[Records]
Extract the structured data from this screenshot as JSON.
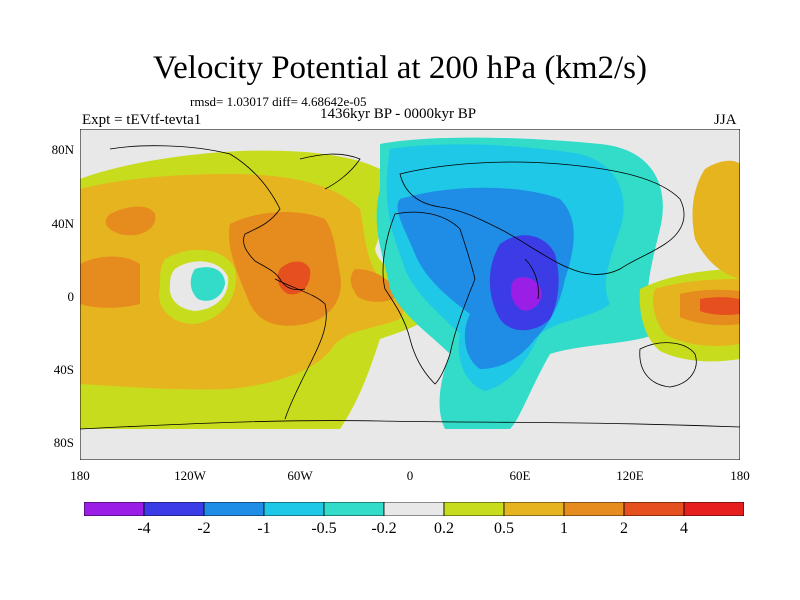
{
  "title": "Velocity Potential at 200 hPa (km2/s)",
  "stats": "rmsd= 1.03017 diff= 4.68642e-05",
  "subtitle": "1436kyr BP - 0000kyr BP",
  "left_label": "Expt = tEVtf-tevta1",
  "right_label": "JJA",
  "lat_labels": [
    "80N",
    "40N",
    "0",
    "40S",
    "80S"
  ],
  "lon_labels": [
    "180",
    "120W",
    "60W",
    "0",
    "60E",
    "120E",
    "180"
  ],
  "colorbar": {
    "levels": [
      "-4",
      "-2",
      "-1",
      "-0.5",
      "-0.2",
      "0.2",
      "0.5",
      "1",
      "2",
      "4"
    ],
    "colors": [
      "#9a1ee6",
      "#3c3ce6",
      "#1f8ce6",
      "#1ec8e6",
      "#32dcc8",
      "#e8e8e8",
      "#c8dc1e",
      "#e6b41e",
      "#e68c1e",
      "#e6501e",
      "#e61e1e"
    ]
  },
  "land_color": "#000000",
  "ocean_background": "#e8e8e8"
}
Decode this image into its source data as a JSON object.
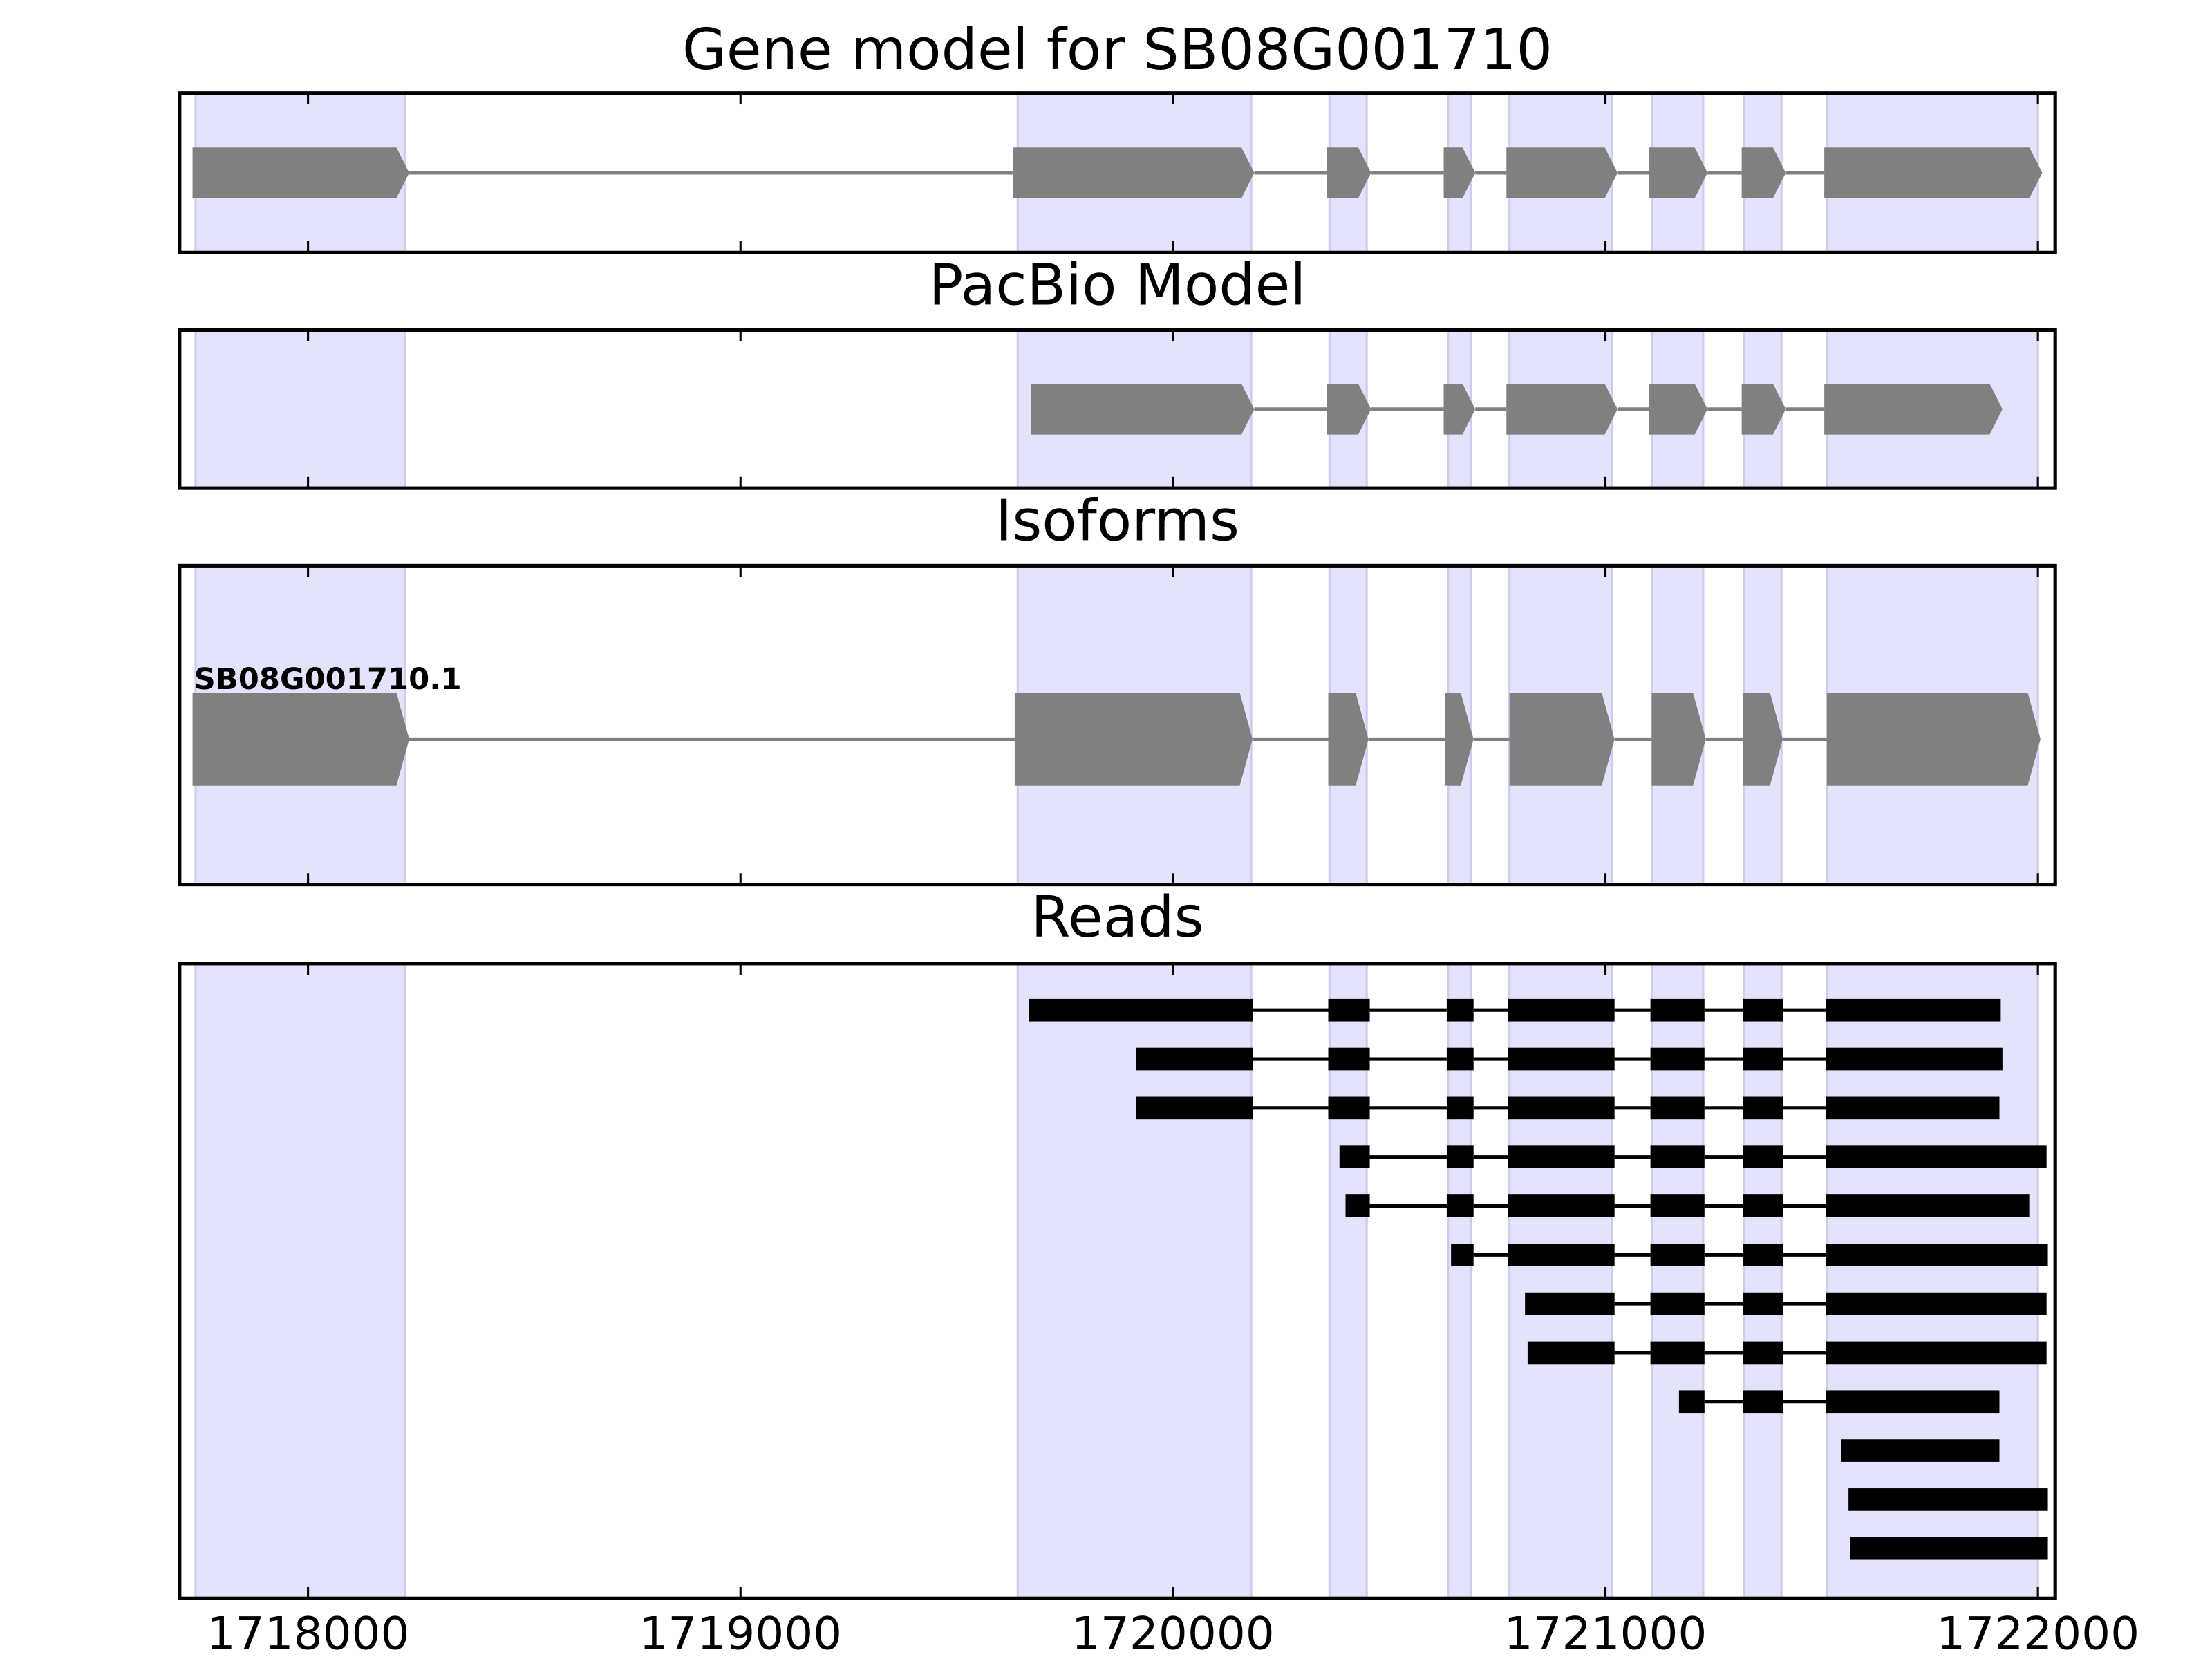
{
  "chart_data": {
    "type": "gene-tracks",
    "xlim": [
      1717703,
      1722040
    ],
    "xticks": [
      1718000,
      1719000,
      1720000,
      1721000,
      1722000
    ],
    "highlight_color": "#e3e3fb",
    "exon_color": "#808080",
    "read_color": "#000000",
    "highlights": [
      [
        1717740,
        1718224
      ],
      [
        1719641,
        1720181
      ],
      [
        1720362,
        1720448
      ],
      [
        1720636,
        1720689
      ],
      [
        1720778,
        1721015
      ],
      [
        1721107,
        1721226
      ],
      [
        1721321,
        1721407
      ],
      [
        1721512,
        1722000
      ]
    ],
    "tracks": [
      {
        "title": "Gene model for SB08G001710",
        "exons": [
          [
            1717733,
            1718234
          ],
          [
            1719631,
            1720188
          ],
          [
            1720356,
            1720458
          ],
          [
            1720626,
            1720699
          ],
          [
            1720771,
            1721028
          ],
          [
            1721101,
            1721236
          ],
          [
            1721315,
            1721417
          ],
          [
            1721506,
            1722010
          ]
        ]
      },
      {
        "title": "PacBio Model",
        "exons": [
          [
            1719671,
            1720188
          ],
          [
            1720356,
            1720458
          ],
          [
            1720626,
            1720699
          ],
          [
            1720771,
            1721028
          ],
          [
            1721101,
            1721236
          ],
          [
            1721315,
            1721417
          ],
          [
            1721506,
            1721918
          ]
        ]
      },
      {
        "title": "Isoforms",
        "isoforms": [
          {
            "name": "SB08G001710.1",
            "exons": [
              [
                1717733,
                1718234
              ],
              [
                1719634,
                1720184
              ],
              [
                1720359,
                1720452
              ],
              [
                1720630,
                1720695
              ],
              [
                1720778,
                1721021
              ],
              [
                1721107,
                1721232
              ],
              [
                1721318,
                1721410
              ],
              [
                1721512,
                1722006
              ]
            ]
          }
        ]
      },
      {
        "title": "Reads",
        "reads": [
          [
            [
              1719667,
              1720184
            ],
            [
              1720359,
              1720455
            ],
            [
              1720633,
              1720695
            ],
            [
              1720774,
              1721021
            ],
            [
              1721104,
              1721229
            ],
            [
              1721318,
              1721410
            ],
            [
              1721509,
              1721914
            ]
          ],
          [
            [
              1719914,
              1720184
            ],
            [
              1720359,
              1720455
            ],
            [
              1720633,
              1720695
            ],
            [
              1720774,
              1721021
            ],
            [
              1721104,
              1721229
            ],
            [
              1721318,
              1721410
            ],
            [
              1721509,
              1721918
            ]
          ],
          [
            [
              1719914,
              1720184
            ],
            [
              1720359,
              1720455
            ],
            [
              1720633,
              1720695
            ],
            [
              1720774,
              1721021
            ],
            [
              1721104,
              1721229
            ],
            [
              1721318,
              1721410
            ],
            [
              1721509,
              1721911
            ]
          ],
          [
            [
              1720385,
              1720455
            ],
            [
              1720633,
              1720695
            ],
            [
              1720774,
              1721021
            ],
            [
              1721104,
              1721229
            ],
            [
              1721318,
              1721410
            ],
            [
              1721509,
              1722020
            ]
          ],
          [
            [
              1720399,
              1720455
            ],
            [
              1720633,
              1720695
            ],
            [
              1720774,
              1721021
            ],
            [
              1721104,
              1721229
            ],
            [
              1721318,
              1721410
            ],
            [
              1721509,
              1721980
            ]
          ],
          [
            [
              1720643,
              1720695
            ],
            [
              1720774,
              1721021
            ],
            [
              1721104,
              1721229
            ],
            [
              1721318,
              1721410
            ],
            [
              1721509,
              1722023
            ]
          ],
          [
            [
              1720814,
              1721021
            ],
            [
              1721104,
              1721229
            ],
            [
              1721318,
              1721410
            ],
            [
              1721509,
              1722020
            ]
          ],
          [
            [
              1720820,
              1721021
            ],
            [
              1721104,
              1721229
            ],
            [
              1721318,
              1721410
            ],
            [
              1721509,
              1722020
            ]
          ],
          [
            [
              1721170,
              1721229
            ],
            [
              1721318,
              1721410
            ],
            [
              1721509,
              1721911
            ]
          ],
          [
            [
              1721545,
              1721911
            ]
          ],
          [
            [
              1721562,
              1722023
            ]
          ],
          [
            [
              1721565,
              1722023
            ]
          ]
        ]
      }
    ]
  }
}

» OBJECTIVE
All lines that include "JSON" are to be gathered and copied.

» ANSWER BELOW
Extract the structured data from this screenshot as JSON.
Decode this image into its source data as a JSON object.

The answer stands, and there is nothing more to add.